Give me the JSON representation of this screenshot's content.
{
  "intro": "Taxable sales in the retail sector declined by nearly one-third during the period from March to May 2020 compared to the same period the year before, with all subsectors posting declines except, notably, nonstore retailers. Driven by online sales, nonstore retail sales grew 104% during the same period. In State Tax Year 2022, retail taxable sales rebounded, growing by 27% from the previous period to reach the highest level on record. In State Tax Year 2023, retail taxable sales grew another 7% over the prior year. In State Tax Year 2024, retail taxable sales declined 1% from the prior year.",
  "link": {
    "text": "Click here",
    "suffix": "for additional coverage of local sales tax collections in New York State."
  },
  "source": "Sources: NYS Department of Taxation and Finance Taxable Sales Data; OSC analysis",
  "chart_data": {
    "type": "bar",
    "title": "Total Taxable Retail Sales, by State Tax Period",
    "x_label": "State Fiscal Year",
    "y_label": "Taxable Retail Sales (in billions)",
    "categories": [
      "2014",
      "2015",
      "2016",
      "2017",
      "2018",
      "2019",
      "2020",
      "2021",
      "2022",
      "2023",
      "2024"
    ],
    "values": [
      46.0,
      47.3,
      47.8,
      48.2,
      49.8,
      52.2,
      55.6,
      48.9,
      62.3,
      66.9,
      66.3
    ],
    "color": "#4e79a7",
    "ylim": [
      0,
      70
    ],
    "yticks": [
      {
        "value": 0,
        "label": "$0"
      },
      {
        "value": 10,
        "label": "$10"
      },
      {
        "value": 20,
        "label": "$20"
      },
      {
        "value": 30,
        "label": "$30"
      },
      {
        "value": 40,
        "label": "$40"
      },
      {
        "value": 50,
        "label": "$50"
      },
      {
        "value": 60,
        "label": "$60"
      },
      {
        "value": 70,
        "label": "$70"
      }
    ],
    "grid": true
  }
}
|---|
» **WHAT NEEDS TO BE DONE**: Search the data above for the string "Taxable" and return every line that has it.

» **OUTPUT BELOW**:
  "intro": "Taxable sales in the retail sector declined by nearly one-third during the period from March to May 2020 compared to the same period the year before, with all subsectors posting declines except, notably, nonstore retailers. Driven by online sales, nonstore retail sales grew 104% during the same period. In State Tax Year 2022, retail taxable sales rebounded, growing by 27% from the previous period to reach the highest level on record. In State Tax Year 2023, retail taxable sales grew another 7% over the prior year. In State Tax Year 2024, retail taxable sales declined 1% from the prior year.",
  "source": "Sources: NYS Department of Taxation and Finance Taxable Sales Data; OSC analysis",
    "title": "Total Taxable Retail Sales, by State Tax Period",
    "y_label": "Taxable Retail Sales (in billions)",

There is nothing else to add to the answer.